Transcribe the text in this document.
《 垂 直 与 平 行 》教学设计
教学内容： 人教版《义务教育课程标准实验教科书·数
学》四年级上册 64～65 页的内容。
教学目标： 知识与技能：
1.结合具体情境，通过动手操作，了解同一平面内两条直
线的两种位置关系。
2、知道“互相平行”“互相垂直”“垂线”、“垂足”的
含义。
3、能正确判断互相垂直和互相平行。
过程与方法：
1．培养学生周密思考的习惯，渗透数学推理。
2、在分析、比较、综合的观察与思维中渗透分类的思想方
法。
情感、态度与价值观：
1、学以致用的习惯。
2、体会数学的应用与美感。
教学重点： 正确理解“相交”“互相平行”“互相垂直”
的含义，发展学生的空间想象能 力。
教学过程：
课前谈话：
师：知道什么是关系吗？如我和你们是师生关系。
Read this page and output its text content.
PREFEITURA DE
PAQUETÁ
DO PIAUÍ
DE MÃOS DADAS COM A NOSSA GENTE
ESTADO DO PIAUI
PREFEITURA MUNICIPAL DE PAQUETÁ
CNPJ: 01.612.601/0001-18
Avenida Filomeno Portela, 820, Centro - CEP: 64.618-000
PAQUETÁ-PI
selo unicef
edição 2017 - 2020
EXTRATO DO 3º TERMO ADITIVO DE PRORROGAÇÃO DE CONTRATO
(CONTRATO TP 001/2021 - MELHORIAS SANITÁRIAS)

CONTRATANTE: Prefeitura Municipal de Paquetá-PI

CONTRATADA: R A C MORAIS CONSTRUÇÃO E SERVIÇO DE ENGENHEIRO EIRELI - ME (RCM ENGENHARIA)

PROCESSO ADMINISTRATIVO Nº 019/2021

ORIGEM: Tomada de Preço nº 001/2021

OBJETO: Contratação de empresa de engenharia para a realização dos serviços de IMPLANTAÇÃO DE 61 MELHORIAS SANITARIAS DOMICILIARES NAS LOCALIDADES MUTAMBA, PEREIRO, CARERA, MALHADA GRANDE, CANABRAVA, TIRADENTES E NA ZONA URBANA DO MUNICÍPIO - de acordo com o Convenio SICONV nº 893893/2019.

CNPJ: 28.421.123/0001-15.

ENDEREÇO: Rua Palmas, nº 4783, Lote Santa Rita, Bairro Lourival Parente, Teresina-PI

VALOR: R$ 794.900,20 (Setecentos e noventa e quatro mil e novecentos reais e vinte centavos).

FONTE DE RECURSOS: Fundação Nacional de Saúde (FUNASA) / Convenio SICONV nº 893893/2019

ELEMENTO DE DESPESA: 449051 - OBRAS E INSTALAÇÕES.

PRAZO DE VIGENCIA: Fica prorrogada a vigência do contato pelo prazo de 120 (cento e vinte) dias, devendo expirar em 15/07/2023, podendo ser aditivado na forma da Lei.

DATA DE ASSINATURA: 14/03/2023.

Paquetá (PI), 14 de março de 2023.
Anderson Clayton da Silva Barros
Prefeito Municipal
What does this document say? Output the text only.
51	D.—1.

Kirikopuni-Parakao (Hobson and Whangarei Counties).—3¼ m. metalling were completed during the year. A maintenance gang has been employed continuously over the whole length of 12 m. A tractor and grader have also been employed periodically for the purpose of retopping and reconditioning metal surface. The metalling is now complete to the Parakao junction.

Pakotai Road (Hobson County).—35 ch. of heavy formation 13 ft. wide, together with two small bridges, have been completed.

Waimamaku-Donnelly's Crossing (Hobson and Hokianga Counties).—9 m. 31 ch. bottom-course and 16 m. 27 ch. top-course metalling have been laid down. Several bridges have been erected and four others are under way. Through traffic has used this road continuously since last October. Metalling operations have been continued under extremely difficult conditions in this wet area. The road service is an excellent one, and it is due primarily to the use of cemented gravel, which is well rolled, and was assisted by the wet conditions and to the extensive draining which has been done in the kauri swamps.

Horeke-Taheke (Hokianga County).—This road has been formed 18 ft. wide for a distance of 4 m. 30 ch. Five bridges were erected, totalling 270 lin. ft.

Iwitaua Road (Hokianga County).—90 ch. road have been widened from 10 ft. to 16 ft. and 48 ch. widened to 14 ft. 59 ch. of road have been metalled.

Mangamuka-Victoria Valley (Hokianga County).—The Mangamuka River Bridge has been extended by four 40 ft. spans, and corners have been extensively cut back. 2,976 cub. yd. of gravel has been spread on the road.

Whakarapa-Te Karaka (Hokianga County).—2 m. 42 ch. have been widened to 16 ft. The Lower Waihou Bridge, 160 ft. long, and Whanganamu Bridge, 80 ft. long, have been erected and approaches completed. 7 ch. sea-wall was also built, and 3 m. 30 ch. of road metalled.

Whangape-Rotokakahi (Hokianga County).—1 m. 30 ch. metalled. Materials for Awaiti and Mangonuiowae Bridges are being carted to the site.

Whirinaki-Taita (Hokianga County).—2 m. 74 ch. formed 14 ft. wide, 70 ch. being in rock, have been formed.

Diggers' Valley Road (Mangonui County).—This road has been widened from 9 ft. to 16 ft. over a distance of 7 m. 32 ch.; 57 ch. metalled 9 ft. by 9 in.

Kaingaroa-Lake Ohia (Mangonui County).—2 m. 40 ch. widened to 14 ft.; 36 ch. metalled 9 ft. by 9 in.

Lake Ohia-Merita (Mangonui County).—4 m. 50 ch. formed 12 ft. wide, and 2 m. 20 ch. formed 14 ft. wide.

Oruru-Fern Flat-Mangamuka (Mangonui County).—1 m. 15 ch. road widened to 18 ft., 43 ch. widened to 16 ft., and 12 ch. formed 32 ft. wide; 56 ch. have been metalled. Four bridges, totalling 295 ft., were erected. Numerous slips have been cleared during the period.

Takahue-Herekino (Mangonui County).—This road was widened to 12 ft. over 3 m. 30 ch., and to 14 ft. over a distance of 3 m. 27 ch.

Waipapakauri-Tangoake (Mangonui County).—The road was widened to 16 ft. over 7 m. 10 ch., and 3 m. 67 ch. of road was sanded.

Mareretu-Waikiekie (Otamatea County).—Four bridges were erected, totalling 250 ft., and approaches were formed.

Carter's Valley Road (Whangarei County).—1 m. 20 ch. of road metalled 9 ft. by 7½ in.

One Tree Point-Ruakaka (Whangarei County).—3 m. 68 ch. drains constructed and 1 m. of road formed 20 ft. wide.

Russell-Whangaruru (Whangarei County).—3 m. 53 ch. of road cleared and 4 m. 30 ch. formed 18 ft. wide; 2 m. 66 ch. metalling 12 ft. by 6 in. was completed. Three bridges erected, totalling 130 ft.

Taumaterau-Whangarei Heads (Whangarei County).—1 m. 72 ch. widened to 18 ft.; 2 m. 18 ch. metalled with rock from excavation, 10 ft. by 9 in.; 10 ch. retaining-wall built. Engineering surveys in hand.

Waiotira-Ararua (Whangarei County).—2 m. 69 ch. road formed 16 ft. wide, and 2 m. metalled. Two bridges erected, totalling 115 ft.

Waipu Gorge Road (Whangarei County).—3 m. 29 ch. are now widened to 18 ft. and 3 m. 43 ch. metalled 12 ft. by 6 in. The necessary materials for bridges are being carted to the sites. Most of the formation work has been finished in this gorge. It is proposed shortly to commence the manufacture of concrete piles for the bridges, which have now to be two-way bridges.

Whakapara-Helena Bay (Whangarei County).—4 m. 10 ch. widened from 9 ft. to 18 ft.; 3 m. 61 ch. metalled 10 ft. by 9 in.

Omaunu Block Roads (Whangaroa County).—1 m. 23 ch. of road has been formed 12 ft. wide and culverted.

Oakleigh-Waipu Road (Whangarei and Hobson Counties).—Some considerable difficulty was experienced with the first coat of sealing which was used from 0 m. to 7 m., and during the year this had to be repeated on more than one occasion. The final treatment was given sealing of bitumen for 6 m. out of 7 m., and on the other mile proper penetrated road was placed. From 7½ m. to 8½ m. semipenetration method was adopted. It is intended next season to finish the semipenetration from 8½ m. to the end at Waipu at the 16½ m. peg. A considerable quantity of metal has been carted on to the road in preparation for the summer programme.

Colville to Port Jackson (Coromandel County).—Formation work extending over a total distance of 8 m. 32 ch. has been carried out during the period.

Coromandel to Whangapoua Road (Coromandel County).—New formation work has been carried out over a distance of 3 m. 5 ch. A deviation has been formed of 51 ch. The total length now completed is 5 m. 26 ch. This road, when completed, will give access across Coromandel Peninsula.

• • •

_WRITTEN EXERCISE_: Return each line with "Coromandel".

_RESULT OF THE TASK_:
Colville to Port Jackson (Coromandel County).—Formation work extending over a total distance of 8 m. 32 ch. has been carried out during the period.
Coromandel to Whangapoua Road (Coromandel County).—New formation work has been carried out over a distance of 3 m. 5 ch. A deviation has been formed of 51 ch. The total length now completed is 5 m. 26 ch. This road, when completed, will give access across Coromandel Peninsula.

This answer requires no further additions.